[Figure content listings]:
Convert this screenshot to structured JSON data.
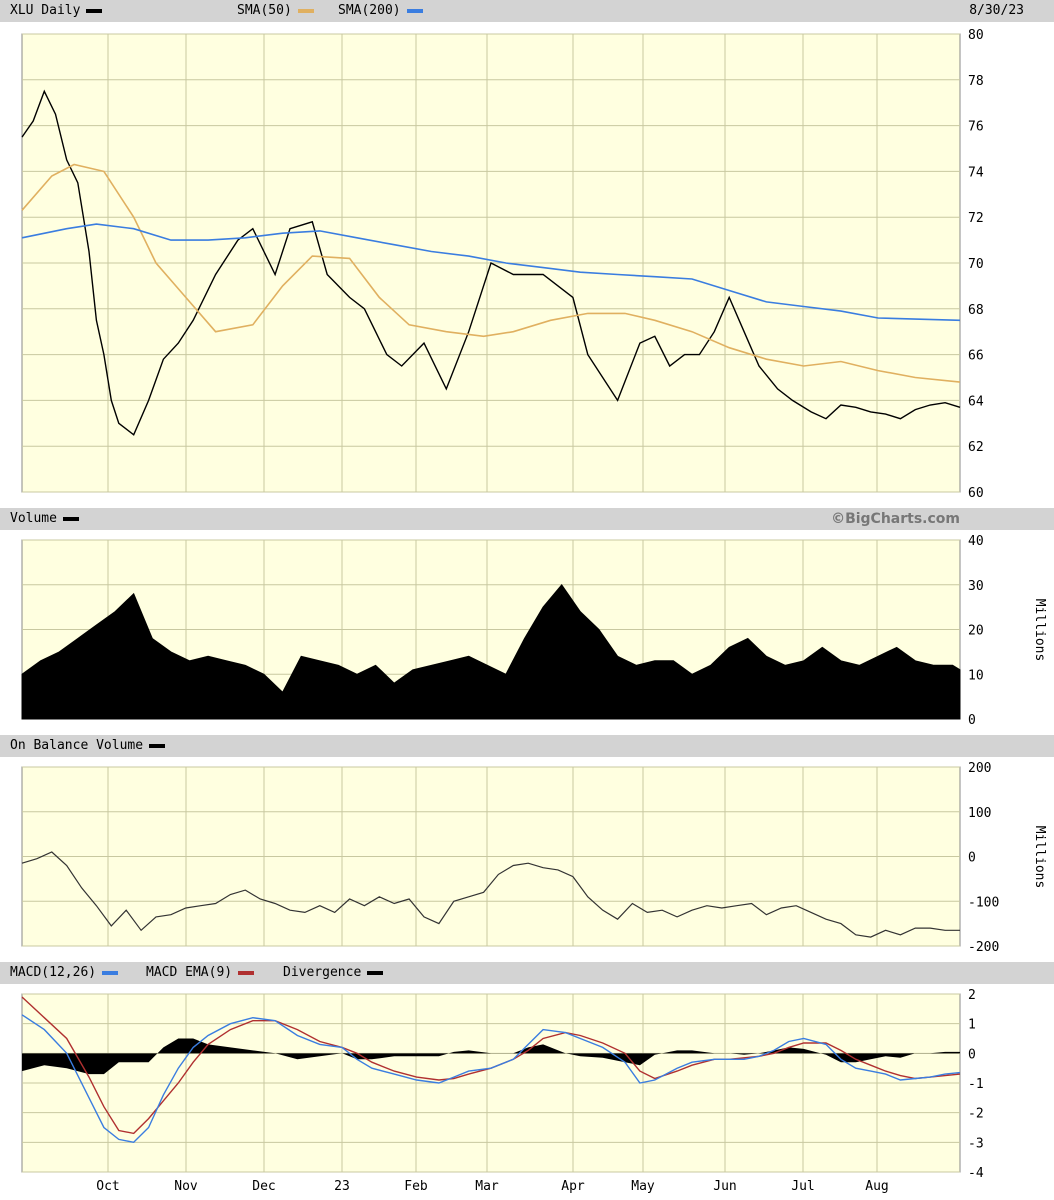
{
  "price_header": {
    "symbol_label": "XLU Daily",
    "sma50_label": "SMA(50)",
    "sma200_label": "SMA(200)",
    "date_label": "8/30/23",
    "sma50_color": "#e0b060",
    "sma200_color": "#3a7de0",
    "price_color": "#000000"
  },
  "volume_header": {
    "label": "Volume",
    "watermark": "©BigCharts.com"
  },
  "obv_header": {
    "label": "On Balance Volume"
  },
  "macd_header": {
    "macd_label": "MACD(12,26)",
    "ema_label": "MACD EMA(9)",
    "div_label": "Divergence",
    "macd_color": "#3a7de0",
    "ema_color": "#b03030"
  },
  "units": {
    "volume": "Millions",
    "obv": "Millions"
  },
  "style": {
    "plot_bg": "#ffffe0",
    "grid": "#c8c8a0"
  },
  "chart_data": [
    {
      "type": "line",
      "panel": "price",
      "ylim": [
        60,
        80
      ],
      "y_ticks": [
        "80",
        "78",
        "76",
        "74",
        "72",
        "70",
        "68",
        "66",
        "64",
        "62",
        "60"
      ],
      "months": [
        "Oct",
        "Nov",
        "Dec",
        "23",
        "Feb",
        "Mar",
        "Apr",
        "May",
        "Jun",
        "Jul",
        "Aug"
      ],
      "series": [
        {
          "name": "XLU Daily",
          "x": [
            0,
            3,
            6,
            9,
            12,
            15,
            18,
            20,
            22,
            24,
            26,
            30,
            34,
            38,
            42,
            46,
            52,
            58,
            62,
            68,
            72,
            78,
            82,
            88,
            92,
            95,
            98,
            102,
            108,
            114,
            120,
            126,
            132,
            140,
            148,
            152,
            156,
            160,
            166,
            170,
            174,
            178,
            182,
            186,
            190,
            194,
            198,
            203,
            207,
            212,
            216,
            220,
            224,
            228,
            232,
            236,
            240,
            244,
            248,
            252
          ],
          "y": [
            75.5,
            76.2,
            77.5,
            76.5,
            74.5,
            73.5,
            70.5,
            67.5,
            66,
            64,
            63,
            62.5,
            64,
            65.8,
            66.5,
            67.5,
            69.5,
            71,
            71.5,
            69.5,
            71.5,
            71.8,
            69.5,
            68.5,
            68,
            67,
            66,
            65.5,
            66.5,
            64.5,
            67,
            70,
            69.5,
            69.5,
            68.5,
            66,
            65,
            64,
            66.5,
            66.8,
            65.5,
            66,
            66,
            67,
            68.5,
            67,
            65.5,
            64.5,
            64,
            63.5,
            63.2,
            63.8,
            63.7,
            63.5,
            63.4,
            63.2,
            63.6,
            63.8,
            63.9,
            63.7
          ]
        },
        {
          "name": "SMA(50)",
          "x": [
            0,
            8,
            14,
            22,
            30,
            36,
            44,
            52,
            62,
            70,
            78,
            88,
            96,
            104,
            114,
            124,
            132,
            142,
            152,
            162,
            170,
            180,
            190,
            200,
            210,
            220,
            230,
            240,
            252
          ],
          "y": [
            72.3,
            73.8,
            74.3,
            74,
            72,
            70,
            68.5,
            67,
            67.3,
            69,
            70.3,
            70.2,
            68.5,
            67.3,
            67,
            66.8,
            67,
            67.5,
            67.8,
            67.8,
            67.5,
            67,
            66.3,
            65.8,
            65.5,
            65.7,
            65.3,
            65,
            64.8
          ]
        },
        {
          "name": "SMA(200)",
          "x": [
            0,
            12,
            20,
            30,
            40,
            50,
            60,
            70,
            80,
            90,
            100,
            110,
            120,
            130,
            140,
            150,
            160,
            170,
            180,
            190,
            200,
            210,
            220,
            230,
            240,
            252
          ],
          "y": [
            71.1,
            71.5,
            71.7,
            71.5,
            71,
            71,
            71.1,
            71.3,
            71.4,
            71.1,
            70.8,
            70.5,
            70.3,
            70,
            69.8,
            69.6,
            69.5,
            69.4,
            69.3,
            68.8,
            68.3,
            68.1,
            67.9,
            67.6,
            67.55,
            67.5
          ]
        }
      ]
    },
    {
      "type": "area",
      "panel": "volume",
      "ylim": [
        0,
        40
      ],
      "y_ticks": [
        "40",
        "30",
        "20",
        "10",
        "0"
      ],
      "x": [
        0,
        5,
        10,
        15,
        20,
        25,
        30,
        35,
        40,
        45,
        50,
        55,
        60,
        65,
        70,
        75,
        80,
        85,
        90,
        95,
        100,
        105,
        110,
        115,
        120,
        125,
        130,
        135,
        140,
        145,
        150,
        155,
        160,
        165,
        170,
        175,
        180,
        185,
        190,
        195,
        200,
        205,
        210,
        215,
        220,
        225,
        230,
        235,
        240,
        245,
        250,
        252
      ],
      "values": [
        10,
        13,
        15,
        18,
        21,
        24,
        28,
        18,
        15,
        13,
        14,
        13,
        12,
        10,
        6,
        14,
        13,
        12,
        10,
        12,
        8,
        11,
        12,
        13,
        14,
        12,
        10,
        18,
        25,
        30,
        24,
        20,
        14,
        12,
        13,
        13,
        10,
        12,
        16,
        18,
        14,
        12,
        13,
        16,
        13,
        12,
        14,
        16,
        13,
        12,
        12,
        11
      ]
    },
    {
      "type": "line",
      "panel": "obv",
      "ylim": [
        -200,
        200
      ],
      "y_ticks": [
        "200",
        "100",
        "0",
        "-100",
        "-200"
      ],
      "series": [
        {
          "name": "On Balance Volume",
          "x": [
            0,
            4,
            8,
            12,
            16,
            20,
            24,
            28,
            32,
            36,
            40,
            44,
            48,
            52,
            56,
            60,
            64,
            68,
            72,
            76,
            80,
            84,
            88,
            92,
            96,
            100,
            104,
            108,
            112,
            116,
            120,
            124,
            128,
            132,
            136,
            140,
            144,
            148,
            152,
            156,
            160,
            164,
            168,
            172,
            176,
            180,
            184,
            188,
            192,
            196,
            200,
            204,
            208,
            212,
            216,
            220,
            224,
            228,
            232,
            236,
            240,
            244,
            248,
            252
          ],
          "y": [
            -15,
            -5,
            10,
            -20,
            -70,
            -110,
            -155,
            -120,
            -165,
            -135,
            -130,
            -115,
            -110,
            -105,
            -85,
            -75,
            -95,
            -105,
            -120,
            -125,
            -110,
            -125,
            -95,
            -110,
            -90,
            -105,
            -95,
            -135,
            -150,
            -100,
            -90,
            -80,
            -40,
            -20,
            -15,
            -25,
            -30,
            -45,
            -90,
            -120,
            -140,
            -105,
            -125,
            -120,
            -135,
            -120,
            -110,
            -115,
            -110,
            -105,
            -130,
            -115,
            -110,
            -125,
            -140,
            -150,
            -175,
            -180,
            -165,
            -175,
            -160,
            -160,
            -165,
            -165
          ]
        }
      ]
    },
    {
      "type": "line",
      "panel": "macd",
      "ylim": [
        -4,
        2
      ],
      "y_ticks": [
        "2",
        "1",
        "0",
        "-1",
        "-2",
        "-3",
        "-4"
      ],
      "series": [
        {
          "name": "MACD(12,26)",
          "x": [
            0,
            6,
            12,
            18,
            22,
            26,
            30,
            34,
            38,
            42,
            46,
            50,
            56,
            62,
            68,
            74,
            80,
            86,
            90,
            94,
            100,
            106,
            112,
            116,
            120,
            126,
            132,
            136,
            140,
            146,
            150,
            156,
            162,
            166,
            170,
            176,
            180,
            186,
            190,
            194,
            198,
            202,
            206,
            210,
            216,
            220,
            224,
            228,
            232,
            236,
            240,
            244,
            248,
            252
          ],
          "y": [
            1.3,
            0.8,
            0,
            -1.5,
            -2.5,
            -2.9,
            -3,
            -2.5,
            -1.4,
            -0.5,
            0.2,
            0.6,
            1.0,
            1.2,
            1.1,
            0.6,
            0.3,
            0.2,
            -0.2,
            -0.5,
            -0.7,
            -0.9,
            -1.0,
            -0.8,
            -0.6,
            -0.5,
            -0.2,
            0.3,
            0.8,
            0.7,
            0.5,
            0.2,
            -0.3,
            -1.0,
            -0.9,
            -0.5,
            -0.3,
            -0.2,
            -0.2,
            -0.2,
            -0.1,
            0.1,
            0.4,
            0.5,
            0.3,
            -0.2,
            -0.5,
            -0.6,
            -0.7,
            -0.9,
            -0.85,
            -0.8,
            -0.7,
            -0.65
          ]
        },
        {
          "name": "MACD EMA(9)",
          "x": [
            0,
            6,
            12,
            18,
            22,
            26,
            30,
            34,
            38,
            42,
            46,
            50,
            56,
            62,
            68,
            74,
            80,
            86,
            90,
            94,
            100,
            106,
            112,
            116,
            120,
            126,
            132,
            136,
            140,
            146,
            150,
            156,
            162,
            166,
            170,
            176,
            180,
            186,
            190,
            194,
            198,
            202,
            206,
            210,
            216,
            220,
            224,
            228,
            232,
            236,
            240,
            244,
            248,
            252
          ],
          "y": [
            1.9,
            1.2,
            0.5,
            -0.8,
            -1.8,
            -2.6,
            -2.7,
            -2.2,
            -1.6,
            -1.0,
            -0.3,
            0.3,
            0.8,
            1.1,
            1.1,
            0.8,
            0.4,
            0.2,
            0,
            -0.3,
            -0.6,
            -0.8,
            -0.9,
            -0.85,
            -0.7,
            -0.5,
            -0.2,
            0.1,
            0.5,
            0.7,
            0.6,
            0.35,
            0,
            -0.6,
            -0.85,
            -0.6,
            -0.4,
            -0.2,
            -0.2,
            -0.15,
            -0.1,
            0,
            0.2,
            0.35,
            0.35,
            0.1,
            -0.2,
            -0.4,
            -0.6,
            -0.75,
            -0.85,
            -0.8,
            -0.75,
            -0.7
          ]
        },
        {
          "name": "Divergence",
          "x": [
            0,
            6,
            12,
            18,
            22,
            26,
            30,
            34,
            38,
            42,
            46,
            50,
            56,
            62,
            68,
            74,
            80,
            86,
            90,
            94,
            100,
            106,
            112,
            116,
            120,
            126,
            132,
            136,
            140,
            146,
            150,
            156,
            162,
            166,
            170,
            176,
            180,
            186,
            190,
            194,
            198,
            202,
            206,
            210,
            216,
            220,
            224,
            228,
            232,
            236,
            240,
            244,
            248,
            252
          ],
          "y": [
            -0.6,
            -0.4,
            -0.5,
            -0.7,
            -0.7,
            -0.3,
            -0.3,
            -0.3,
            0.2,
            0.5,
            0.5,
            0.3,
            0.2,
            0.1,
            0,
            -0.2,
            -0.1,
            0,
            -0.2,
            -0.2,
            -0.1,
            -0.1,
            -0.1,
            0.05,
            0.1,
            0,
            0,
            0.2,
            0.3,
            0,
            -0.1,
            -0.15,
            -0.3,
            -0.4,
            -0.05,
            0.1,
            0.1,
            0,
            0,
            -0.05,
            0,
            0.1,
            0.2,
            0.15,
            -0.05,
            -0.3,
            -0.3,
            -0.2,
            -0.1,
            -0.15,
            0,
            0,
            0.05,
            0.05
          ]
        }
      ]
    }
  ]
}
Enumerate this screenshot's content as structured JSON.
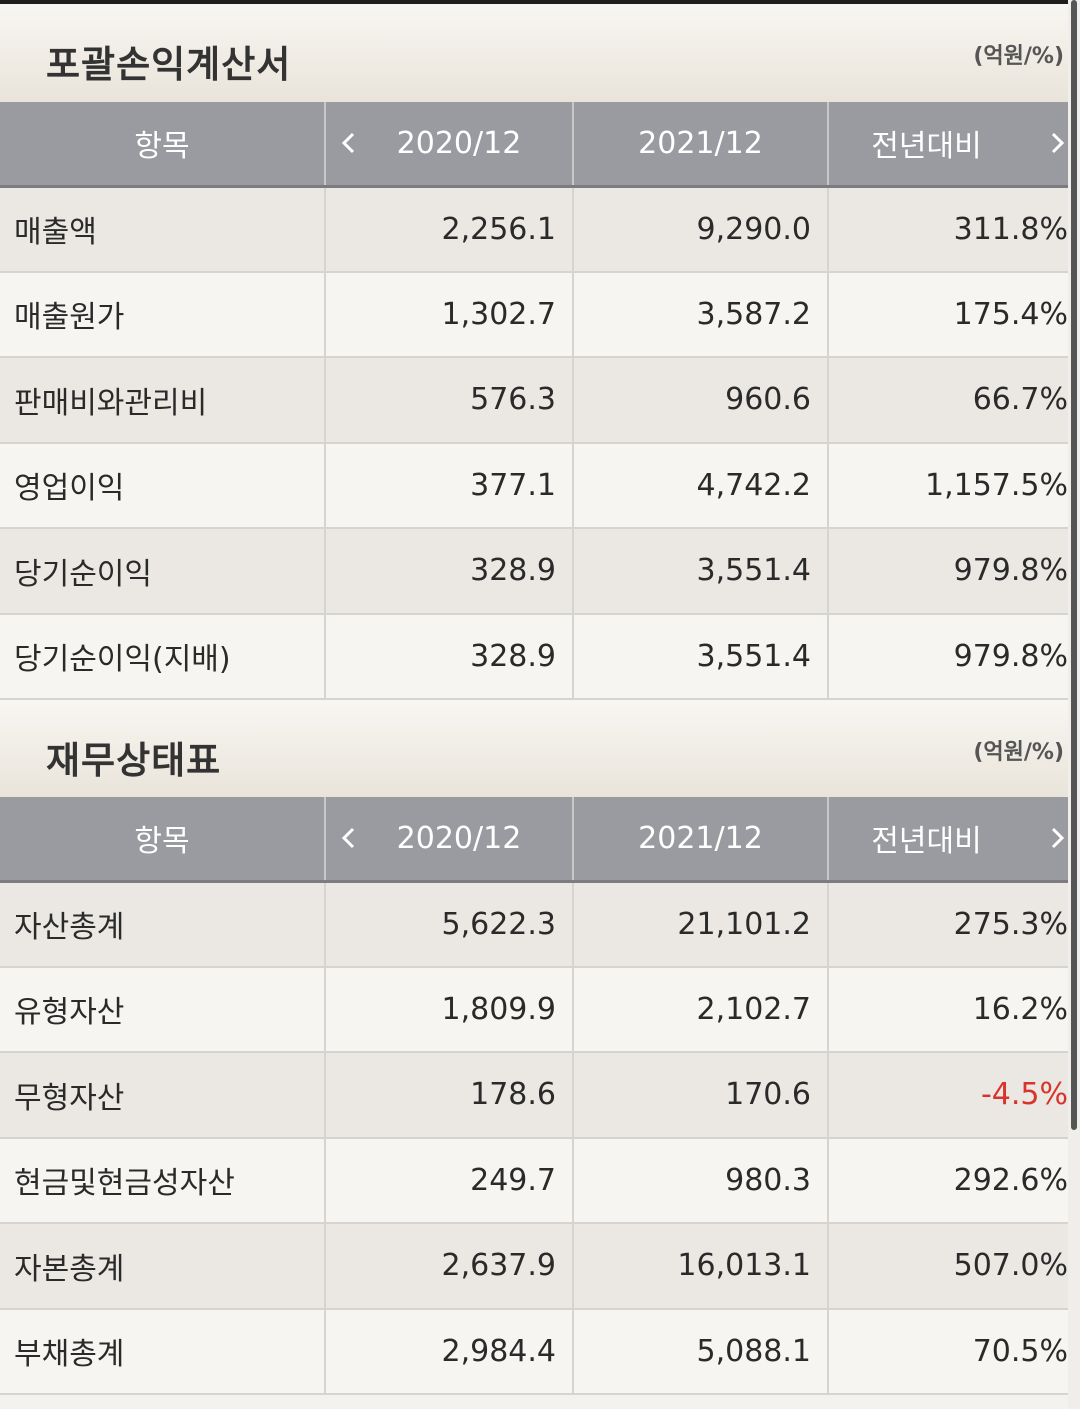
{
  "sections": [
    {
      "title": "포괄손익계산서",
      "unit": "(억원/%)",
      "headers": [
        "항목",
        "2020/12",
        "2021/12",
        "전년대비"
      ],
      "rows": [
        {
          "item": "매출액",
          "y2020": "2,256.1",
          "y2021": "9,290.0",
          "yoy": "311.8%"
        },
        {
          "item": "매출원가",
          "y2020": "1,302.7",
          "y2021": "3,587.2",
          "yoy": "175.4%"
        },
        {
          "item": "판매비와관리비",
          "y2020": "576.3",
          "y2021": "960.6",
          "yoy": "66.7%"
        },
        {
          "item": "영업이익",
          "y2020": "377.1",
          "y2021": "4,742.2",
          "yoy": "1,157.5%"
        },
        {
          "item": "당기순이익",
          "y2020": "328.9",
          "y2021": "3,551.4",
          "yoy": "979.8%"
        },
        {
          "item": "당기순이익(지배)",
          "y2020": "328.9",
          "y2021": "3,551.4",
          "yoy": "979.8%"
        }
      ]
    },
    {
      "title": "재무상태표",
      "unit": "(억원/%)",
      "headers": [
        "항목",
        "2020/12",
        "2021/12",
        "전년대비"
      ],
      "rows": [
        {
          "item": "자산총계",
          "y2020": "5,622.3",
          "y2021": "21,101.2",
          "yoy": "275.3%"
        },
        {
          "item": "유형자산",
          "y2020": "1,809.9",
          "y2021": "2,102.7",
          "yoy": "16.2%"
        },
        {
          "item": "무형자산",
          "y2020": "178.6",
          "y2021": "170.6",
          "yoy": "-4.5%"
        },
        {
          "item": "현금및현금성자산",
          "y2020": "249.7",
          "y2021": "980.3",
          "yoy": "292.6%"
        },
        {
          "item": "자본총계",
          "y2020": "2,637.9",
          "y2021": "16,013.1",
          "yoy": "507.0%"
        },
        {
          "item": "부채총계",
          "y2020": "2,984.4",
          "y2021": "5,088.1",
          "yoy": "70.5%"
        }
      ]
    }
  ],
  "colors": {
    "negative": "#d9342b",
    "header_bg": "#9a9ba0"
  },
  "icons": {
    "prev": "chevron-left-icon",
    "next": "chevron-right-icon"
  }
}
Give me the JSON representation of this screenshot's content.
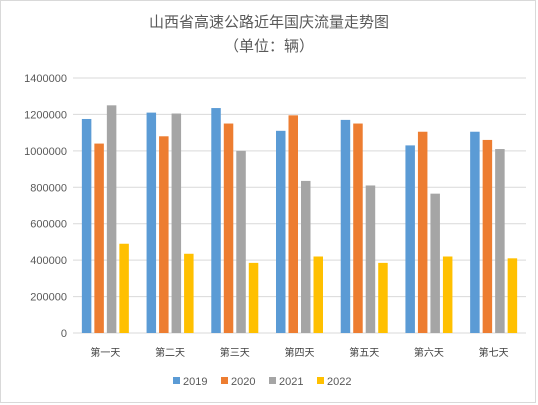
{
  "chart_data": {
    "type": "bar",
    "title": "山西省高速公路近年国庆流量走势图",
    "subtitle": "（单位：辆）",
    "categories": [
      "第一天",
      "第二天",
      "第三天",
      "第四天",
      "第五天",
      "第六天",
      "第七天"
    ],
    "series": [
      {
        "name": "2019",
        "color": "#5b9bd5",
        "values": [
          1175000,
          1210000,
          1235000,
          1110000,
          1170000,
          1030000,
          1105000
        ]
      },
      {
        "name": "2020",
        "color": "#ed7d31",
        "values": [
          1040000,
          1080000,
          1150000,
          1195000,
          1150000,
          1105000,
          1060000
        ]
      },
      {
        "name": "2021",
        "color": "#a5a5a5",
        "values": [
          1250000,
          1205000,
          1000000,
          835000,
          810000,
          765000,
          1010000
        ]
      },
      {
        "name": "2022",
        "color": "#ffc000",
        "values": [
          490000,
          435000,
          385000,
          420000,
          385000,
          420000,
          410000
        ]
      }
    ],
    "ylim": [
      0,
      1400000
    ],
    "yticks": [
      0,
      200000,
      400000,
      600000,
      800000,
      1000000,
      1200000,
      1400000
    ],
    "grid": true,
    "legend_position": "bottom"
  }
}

[Aim of the exercise]: Gather from the data above every line with the string "name".

[Result for this exercise]:
          "name": "XLU Daily",
          "name": "SMA(50)",
          "name": "SMA(200)",
          "name": "On Balance Volume",
          "name": "MACD(12,26)",
          "name": "MACD EMA(9)",
          "name": "Divergence",
        "name": "2019",
        "name": "2020",
        "name": "2021",
        "name": "2022",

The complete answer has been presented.